------ DATA SHOWN

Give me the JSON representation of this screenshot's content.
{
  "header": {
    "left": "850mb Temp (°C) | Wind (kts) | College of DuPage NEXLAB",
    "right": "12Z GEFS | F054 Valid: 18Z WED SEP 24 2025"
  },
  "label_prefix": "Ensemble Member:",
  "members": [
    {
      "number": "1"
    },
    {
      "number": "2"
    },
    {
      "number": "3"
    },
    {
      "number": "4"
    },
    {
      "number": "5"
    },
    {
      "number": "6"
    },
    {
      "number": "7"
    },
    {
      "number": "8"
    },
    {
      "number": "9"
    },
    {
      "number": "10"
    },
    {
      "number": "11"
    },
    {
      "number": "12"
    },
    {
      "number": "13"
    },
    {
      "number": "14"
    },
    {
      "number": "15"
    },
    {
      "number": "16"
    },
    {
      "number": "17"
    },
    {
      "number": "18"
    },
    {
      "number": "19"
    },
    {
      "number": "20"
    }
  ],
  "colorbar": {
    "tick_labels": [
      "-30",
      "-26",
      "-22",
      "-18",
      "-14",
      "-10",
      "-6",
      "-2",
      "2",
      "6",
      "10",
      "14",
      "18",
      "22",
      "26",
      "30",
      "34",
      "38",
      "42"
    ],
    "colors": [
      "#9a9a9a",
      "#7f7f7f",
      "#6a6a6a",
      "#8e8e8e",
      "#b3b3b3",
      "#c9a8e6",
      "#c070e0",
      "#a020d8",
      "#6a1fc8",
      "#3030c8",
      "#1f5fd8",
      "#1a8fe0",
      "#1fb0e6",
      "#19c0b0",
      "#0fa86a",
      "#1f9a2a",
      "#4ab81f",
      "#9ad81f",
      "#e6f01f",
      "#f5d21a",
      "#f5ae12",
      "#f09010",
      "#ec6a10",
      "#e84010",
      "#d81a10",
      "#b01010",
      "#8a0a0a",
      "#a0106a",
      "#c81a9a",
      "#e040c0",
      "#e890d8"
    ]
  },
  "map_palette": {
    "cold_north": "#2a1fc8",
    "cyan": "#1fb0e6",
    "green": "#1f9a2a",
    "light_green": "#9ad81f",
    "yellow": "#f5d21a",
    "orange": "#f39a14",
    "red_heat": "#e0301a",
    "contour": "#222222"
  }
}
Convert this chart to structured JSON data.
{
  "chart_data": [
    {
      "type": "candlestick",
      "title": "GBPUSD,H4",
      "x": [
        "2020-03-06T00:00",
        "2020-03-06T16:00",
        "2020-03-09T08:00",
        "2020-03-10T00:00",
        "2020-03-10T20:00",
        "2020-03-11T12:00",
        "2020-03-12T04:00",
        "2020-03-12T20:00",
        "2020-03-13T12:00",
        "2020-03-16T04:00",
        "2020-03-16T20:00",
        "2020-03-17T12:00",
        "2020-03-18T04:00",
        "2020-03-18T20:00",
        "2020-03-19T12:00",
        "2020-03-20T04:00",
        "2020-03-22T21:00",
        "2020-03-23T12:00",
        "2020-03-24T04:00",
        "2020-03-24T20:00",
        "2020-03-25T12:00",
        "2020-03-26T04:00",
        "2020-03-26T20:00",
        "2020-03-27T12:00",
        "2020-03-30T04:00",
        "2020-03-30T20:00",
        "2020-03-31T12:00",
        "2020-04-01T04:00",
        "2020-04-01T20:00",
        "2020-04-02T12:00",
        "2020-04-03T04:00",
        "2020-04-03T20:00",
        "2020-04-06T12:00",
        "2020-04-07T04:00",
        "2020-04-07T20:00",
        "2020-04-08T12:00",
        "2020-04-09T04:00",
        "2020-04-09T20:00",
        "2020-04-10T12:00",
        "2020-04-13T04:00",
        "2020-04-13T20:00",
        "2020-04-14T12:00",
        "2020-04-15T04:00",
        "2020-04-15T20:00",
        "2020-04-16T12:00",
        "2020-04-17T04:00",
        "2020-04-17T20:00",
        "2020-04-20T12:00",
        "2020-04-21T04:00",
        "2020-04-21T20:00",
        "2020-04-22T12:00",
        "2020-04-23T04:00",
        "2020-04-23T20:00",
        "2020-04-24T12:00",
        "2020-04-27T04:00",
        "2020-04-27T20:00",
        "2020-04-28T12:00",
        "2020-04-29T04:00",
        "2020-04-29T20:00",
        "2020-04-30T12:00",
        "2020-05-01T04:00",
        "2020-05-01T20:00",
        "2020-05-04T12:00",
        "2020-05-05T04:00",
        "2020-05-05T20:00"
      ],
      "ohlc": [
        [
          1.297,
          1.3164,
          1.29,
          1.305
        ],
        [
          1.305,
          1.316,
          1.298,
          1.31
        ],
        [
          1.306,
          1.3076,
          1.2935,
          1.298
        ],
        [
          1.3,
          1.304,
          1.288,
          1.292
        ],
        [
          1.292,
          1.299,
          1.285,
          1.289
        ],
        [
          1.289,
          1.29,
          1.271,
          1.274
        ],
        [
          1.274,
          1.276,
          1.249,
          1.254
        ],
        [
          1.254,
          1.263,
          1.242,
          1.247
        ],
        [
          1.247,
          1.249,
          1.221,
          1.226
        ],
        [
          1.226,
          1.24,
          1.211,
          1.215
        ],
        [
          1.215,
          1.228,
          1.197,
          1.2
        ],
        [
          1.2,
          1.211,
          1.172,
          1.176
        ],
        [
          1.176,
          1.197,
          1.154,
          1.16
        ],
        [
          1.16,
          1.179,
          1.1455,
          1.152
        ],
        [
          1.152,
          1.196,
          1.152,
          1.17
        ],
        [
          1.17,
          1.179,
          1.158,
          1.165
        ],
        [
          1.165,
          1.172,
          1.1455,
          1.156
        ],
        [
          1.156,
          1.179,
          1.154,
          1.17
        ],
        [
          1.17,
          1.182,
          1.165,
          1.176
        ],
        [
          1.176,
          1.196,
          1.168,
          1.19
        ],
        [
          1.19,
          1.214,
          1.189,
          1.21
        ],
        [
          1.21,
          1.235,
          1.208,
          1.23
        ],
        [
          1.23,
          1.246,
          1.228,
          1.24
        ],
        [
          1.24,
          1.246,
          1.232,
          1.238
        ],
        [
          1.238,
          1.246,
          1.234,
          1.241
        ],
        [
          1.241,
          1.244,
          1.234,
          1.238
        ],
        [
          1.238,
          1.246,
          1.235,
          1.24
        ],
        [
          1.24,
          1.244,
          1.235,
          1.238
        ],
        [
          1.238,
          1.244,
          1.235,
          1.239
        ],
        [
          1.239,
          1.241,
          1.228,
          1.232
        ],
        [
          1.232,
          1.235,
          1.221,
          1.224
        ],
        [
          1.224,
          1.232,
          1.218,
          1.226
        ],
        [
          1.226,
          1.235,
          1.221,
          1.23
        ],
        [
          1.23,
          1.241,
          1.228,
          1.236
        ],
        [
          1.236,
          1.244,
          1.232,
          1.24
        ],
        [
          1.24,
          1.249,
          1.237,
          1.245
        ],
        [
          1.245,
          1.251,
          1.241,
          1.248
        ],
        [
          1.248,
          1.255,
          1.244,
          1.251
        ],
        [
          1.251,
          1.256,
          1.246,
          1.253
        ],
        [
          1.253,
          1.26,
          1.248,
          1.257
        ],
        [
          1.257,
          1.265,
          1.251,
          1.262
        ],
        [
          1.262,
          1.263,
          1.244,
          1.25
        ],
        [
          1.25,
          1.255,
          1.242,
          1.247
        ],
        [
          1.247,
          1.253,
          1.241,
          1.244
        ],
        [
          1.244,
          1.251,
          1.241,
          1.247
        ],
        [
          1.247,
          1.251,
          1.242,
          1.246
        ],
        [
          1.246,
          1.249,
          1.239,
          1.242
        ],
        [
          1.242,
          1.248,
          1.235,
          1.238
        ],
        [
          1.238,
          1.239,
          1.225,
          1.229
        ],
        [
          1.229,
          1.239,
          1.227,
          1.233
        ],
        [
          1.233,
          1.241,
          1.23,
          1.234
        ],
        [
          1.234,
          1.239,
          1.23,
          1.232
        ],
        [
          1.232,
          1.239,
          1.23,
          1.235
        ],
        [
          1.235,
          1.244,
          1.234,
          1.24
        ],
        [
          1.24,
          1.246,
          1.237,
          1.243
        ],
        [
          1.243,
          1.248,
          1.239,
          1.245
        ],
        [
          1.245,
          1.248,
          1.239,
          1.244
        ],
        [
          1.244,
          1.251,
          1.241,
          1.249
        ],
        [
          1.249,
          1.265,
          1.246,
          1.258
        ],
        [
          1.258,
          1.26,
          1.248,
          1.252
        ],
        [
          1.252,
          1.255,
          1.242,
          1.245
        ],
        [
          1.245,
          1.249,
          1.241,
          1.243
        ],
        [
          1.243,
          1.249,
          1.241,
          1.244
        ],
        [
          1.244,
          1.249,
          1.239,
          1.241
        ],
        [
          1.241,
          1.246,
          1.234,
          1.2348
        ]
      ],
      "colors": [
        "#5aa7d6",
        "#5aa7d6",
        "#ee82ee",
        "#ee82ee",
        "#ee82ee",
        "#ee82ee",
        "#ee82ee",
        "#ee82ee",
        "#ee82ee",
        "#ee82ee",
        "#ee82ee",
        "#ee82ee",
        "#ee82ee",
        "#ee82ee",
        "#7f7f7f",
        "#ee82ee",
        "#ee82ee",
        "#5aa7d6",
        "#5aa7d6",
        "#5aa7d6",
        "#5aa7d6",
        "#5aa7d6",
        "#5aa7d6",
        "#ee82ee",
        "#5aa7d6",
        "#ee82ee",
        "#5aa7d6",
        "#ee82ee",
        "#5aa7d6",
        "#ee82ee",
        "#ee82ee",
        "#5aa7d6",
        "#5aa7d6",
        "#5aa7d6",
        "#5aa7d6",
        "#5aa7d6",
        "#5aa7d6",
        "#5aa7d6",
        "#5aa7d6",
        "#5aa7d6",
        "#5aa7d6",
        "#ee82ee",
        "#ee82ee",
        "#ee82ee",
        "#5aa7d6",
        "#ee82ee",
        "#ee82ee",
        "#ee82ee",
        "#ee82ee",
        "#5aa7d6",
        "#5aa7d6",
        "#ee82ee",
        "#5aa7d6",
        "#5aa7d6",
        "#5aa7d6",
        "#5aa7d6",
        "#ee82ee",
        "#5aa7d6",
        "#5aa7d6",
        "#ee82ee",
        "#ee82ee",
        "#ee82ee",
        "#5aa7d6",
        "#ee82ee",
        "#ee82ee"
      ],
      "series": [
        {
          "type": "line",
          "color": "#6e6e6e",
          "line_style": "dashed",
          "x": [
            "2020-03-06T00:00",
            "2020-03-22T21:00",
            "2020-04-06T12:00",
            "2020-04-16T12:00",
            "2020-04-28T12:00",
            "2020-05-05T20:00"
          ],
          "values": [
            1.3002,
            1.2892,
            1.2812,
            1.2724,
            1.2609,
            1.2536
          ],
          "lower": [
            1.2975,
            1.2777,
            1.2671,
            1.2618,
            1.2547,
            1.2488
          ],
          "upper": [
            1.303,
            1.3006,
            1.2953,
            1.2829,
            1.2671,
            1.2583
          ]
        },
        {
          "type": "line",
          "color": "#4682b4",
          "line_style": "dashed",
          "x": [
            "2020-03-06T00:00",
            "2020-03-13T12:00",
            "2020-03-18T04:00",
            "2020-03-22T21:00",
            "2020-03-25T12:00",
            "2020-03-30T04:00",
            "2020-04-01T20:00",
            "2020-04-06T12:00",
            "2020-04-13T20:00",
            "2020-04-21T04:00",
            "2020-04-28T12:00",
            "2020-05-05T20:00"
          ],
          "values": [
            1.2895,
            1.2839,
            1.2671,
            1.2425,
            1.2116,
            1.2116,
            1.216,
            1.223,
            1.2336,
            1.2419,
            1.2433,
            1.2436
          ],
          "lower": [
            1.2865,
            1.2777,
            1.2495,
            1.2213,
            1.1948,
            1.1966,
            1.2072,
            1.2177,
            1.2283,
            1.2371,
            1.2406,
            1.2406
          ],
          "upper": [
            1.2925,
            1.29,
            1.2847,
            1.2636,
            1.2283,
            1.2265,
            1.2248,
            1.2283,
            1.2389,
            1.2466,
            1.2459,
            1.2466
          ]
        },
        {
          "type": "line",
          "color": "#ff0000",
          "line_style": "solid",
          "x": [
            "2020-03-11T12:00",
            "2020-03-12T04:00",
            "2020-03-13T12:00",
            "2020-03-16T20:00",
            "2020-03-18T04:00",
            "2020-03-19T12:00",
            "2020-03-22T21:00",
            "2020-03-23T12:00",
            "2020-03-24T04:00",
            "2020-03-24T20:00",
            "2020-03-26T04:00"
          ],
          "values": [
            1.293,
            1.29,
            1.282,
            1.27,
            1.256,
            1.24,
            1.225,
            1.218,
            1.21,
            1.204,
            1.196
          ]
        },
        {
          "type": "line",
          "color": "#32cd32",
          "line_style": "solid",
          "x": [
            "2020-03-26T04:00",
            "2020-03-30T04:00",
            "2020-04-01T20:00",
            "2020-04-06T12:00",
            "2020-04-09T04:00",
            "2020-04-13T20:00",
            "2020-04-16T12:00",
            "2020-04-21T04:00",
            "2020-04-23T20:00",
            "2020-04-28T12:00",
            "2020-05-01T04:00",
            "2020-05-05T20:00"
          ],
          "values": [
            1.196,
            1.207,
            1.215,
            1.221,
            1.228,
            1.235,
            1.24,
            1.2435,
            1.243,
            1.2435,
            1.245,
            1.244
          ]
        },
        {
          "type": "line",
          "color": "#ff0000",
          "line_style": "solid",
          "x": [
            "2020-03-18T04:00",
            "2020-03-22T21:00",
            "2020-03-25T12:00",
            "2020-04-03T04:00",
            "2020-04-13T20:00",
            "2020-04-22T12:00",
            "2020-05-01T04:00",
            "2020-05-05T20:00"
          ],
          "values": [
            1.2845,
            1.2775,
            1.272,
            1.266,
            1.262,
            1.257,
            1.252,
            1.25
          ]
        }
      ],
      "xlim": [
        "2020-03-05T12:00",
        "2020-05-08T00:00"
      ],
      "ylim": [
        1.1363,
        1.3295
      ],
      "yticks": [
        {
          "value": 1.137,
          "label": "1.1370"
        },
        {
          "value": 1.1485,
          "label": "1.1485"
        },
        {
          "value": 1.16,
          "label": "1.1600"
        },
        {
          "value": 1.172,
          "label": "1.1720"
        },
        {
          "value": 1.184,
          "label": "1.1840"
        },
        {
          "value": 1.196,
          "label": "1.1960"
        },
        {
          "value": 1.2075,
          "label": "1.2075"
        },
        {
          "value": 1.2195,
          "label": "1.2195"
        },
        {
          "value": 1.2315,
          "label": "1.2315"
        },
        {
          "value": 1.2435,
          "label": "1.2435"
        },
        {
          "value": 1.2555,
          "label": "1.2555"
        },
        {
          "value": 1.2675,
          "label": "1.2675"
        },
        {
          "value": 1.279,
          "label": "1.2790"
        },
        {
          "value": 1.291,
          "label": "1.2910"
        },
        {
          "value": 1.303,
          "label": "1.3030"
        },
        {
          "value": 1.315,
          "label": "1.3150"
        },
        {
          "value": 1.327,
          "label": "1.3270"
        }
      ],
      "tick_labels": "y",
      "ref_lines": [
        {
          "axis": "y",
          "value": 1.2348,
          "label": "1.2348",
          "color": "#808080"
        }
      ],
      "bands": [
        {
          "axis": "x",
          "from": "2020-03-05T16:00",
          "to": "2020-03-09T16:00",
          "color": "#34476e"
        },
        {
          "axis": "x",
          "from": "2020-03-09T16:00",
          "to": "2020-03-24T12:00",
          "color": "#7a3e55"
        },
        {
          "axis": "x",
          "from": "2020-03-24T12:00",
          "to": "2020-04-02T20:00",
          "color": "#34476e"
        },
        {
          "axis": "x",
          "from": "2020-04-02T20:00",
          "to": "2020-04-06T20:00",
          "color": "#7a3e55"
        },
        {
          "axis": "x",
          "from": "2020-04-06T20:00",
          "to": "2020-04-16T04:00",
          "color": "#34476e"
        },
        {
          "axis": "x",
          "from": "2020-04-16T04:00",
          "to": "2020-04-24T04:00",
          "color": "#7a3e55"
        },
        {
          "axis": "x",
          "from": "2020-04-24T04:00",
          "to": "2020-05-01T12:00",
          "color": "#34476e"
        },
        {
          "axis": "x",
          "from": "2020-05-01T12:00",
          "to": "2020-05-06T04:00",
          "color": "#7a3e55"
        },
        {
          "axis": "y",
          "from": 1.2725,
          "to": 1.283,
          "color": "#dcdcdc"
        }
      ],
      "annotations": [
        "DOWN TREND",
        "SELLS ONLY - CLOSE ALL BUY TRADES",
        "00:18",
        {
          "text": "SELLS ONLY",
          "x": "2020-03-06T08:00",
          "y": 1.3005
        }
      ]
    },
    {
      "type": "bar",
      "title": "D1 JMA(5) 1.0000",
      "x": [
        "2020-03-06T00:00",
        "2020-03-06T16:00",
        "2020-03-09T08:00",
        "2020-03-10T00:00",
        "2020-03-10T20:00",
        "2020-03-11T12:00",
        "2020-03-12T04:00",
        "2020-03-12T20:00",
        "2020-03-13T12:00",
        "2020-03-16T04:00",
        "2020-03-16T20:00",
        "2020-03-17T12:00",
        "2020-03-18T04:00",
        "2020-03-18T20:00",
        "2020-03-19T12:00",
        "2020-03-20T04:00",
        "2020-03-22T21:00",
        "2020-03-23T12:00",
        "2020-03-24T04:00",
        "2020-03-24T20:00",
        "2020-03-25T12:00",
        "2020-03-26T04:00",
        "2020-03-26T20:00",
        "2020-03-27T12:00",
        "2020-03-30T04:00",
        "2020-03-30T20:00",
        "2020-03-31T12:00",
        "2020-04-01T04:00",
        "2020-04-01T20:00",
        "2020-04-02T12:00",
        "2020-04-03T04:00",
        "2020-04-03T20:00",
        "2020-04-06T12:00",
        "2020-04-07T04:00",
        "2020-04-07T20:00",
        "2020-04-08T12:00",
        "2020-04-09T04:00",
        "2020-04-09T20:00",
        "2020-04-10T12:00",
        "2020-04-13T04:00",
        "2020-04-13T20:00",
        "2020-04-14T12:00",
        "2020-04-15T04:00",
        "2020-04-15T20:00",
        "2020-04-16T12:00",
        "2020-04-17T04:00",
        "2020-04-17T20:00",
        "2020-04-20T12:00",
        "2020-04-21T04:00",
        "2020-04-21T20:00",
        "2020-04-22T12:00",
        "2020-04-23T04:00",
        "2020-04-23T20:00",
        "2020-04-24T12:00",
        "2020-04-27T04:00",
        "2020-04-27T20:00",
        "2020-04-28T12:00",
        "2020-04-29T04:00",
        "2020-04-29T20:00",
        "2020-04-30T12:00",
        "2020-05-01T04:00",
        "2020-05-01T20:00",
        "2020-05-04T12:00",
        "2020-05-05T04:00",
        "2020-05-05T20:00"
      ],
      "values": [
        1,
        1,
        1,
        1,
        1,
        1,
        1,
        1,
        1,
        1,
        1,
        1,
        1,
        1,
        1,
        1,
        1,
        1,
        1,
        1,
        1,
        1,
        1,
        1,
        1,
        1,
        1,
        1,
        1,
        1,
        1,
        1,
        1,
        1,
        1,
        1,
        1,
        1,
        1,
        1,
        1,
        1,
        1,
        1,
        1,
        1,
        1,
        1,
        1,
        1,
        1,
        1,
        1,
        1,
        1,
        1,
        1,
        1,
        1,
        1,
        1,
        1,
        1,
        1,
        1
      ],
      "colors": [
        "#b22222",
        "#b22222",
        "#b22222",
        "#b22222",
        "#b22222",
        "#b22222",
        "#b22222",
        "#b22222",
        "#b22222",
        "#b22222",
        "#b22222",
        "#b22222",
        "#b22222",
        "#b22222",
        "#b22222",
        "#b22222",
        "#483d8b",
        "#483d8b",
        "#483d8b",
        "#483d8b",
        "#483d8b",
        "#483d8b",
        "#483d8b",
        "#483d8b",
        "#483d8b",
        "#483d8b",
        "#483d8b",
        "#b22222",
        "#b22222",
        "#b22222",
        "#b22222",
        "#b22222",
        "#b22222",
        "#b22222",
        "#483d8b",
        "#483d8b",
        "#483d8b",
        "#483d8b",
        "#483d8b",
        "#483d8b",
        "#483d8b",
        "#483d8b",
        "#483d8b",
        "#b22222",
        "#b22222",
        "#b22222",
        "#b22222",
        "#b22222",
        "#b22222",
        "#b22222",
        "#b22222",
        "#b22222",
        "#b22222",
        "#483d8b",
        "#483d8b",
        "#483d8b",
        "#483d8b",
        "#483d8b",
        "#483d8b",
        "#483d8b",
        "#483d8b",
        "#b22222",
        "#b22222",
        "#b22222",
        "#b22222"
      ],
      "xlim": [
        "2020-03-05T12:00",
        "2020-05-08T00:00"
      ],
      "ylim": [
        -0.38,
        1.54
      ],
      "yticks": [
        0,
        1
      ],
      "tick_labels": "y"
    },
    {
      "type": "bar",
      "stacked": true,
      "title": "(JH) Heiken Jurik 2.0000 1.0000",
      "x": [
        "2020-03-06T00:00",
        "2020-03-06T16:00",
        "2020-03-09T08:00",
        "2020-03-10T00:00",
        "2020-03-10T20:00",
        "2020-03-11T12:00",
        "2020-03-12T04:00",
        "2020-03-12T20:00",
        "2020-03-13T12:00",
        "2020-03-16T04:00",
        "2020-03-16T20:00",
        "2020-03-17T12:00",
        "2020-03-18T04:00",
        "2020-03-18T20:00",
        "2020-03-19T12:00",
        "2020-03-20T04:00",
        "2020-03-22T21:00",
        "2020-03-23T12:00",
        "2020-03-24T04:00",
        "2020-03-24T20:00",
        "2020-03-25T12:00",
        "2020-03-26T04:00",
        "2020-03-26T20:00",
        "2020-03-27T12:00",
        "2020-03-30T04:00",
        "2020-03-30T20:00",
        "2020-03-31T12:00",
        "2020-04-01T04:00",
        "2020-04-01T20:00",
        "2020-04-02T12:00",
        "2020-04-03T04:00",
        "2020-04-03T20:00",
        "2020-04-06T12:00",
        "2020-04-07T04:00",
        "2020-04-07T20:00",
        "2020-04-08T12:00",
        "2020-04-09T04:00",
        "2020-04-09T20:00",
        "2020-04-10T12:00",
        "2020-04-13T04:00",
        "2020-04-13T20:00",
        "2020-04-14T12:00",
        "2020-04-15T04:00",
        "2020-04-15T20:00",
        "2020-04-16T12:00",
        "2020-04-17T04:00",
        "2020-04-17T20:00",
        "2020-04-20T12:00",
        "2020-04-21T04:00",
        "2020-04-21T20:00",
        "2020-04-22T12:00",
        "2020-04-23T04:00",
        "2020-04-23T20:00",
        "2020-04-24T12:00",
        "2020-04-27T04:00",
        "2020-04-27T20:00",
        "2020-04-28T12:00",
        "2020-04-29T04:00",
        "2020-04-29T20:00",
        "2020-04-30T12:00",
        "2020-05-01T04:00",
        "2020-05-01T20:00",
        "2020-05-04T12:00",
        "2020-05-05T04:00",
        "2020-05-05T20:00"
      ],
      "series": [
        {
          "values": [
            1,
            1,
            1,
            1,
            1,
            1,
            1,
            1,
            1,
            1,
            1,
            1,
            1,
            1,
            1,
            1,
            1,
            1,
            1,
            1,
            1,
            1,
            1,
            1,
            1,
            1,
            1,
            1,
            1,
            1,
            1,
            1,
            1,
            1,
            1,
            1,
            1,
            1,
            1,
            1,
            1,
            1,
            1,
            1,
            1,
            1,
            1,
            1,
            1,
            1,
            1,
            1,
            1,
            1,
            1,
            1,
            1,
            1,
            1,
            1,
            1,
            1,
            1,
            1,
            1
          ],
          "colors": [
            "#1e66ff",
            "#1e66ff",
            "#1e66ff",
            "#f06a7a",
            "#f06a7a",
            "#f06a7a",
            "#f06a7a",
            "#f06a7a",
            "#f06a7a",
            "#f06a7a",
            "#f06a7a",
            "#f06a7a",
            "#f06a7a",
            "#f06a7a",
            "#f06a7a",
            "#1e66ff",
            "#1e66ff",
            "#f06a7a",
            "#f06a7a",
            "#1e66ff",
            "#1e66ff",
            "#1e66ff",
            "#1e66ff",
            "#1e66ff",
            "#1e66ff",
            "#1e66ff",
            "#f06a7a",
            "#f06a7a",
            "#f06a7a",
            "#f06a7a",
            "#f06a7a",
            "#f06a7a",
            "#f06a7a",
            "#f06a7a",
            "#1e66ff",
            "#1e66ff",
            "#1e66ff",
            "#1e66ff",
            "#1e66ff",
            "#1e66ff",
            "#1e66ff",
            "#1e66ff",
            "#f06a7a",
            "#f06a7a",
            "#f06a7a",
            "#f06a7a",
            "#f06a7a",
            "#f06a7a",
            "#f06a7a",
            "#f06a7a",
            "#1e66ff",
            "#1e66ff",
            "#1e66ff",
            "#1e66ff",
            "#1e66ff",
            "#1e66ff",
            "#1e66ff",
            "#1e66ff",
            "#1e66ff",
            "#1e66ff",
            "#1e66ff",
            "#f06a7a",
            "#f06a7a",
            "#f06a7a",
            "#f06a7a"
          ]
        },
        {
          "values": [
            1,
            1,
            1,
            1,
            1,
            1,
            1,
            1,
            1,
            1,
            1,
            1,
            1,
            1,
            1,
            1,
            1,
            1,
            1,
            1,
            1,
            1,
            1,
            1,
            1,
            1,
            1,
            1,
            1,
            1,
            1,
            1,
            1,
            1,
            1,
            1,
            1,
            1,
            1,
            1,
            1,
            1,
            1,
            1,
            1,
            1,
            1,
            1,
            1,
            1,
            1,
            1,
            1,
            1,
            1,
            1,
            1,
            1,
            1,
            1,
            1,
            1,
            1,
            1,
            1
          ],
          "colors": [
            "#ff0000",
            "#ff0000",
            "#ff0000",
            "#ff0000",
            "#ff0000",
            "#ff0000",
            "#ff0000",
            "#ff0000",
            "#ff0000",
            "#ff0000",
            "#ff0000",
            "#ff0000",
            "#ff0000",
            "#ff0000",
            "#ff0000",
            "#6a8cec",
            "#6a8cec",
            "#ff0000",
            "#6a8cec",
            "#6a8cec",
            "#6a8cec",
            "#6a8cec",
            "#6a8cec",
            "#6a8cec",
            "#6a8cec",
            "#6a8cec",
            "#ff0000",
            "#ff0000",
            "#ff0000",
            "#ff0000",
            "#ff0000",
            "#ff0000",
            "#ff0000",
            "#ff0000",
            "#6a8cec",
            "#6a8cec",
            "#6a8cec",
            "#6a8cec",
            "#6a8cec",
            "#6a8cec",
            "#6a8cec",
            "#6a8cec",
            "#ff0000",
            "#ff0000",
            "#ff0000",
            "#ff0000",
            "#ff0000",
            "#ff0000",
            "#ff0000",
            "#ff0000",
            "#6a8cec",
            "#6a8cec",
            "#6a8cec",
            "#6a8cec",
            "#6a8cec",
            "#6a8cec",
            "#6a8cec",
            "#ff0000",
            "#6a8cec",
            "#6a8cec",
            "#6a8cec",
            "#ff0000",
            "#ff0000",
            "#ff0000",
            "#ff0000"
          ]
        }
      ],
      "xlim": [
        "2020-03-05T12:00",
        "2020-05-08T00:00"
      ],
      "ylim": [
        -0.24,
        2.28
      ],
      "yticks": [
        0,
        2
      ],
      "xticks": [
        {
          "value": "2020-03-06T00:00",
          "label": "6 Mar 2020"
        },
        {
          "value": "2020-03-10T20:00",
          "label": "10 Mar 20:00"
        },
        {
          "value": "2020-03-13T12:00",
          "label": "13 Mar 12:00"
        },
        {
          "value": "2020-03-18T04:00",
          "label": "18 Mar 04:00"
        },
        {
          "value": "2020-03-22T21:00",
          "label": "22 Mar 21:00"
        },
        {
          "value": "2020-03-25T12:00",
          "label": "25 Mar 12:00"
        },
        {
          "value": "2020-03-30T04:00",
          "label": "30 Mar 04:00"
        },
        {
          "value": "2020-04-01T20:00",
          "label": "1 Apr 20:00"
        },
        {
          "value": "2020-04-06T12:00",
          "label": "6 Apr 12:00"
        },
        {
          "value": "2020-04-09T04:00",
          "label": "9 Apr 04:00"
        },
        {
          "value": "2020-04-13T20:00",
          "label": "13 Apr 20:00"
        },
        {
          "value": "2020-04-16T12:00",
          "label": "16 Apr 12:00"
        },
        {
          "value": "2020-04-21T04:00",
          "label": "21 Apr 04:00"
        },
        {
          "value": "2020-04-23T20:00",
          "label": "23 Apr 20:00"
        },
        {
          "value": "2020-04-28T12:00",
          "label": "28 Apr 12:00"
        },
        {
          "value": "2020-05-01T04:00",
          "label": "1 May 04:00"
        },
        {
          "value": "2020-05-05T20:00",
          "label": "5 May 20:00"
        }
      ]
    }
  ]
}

------------

## TASK TO CARRY OUT
Show every line that contains the word "from".

## OUTPUT FOR THIS TASK
          "from": "2020-03-05T16:00",
          "from": "2020-03-09T16:00",
          "from": "2020-03-24T12:00",
          "from": "2020-04-02T20:00",
          "from": "2020-04-06T20:00",
          "from": "2020-04-16T04:00",
          "from": "2020-04-24T04:00",
          "from": "2020-05-01T12:00",
          "from": 1.2725,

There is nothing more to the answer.